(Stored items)
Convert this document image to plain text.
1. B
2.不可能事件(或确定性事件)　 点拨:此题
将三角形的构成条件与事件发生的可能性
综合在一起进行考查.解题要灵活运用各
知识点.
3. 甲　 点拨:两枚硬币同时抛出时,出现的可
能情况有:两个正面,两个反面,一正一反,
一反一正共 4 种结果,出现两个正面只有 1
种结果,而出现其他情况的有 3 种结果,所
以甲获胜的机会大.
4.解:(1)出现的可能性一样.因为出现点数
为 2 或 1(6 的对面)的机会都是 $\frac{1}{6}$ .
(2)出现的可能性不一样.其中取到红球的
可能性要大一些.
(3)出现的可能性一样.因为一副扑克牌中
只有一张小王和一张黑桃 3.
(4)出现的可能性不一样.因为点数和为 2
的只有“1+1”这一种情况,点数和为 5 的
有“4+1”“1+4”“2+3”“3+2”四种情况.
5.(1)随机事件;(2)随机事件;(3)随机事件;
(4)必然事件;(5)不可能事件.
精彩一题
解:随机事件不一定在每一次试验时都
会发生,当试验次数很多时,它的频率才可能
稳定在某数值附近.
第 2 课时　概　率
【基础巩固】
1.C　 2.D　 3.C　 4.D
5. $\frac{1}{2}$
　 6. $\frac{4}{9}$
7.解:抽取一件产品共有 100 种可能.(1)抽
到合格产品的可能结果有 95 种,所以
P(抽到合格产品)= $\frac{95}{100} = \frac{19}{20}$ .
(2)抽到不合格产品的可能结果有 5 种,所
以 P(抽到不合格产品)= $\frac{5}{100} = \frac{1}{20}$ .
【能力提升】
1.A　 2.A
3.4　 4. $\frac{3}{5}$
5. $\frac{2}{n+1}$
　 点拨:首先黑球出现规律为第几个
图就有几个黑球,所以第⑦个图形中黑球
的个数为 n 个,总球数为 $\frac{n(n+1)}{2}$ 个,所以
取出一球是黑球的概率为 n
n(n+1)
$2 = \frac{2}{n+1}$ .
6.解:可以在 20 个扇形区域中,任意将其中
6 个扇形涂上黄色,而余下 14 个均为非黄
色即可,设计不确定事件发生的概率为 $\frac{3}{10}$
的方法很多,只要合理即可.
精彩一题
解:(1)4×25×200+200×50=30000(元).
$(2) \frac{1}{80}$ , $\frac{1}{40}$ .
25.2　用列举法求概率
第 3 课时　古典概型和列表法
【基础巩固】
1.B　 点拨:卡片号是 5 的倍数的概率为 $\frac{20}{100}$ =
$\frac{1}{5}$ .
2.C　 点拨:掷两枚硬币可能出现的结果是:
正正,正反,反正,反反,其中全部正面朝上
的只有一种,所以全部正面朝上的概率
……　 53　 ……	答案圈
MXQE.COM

==

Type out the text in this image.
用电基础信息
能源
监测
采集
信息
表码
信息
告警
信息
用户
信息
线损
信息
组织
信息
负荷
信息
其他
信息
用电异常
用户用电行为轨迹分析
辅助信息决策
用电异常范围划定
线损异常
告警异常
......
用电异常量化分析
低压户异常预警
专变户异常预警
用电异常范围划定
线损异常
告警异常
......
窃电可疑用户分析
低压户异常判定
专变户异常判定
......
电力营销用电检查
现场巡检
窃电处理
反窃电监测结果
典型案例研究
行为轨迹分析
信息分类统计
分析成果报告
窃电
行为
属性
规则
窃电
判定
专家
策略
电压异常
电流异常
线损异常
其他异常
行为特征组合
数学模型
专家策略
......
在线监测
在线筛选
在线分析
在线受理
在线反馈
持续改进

AIM OF THE TASK → Output nothing but the number of lines in the data containing the string "出现的可能性不一样".

EXERCISE RESPONSE → 2